Provided entries:
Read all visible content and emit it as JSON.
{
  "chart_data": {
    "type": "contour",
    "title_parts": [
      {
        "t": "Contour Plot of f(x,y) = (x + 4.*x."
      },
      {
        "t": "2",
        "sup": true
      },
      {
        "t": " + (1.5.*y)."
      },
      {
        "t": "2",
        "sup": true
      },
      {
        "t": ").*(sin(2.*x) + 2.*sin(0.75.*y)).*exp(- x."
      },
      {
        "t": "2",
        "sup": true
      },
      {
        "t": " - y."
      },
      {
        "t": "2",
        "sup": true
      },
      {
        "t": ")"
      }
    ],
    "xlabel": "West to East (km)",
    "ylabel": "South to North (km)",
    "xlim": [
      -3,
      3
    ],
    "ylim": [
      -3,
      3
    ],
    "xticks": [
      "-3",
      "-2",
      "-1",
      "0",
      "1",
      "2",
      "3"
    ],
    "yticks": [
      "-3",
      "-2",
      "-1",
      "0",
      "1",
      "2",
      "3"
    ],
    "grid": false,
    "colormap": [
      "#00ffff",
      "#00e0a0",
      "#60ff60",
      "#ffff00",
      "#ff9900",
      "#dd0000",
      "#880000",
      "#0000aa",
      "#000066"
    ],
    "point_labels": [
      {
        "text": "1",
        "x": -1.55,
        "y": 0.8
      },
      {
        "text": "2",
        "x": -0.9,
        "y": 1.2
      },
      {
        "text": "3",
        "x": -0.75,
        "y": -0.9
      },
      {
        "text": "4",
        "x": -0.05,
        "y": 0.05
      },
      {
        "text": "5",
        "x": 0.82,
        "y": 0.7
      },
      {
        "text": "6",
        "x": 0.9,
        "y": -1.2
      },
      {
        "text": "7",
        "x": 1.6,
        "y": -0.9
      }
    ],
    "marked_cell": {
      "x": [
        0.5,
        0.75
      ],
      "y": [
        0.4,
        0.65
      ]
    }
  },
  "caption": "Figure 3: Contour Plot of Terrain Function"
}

Set exercise: Search the lines for "text". Copy each line that has it.

Response:
        "text": "1",
        "text": "2",
        "text": "3",
        "text": "4",
        "text": "5",
        "text": "6",
        "text": "7",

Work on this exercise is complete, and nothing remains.